## [Directions]
Which lines in the records below contain the word "stage"? Return each of them.

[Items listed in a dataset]
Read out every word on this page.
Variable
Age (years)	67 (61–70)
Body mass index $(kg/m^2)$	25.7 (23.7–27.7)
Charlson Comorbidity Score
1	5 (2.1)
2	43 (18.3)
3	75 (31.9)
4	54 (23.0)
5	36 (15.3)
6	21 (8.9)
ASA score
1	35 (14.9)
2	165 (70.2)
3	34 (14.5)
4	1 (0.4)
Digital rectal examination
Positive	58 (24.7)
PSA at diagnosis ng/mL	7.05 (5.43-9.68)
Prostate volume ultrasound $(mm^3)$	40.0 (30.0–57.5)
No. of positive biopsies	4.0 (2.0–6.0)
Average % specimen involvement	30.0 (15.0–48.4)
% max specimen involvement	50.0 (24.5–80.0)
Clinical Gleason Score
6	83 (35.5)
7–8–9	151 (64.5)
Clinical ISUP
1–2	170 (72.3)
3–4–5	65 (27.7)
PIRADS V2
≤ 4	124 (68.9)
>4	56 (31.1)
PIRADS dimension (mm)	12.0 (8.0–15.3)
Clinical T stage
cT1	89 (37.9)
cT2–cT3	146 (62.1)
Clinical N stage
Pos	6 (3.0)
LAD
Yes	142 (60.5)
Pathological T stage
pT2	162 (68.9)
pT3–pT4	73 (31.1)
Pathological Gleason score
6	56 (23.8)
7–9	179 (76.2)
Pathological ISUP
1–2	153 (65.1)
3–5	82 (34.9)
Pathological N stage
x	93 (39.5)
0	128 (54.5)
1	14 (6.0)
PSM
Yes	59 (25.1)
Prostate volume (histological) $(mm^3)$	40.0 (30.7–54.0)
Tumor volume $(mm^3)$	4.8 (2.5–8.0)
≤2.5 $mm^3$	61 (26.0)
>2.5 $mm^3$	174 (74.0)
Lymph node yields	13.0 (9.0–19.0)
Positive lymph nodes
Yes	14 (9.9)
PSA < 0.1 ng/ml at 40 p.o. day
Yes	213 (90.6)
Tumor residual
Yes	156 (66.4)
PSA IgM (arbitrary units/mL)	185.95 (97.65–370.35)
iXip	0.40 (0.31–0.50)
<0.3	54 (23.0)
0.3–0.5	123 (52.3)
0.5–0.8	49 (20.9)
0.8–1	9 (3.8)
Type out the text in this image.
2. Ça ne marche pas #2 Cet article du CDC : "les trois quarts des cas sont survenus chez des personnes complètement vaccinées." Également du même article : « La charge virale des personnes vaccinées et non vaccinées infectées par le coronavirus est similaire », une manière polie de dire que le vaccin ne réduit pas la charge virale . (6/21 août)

## [Solution for this exercise]
Clinical T stage
Clinical N stage
Pathological T stage
Pathological N stage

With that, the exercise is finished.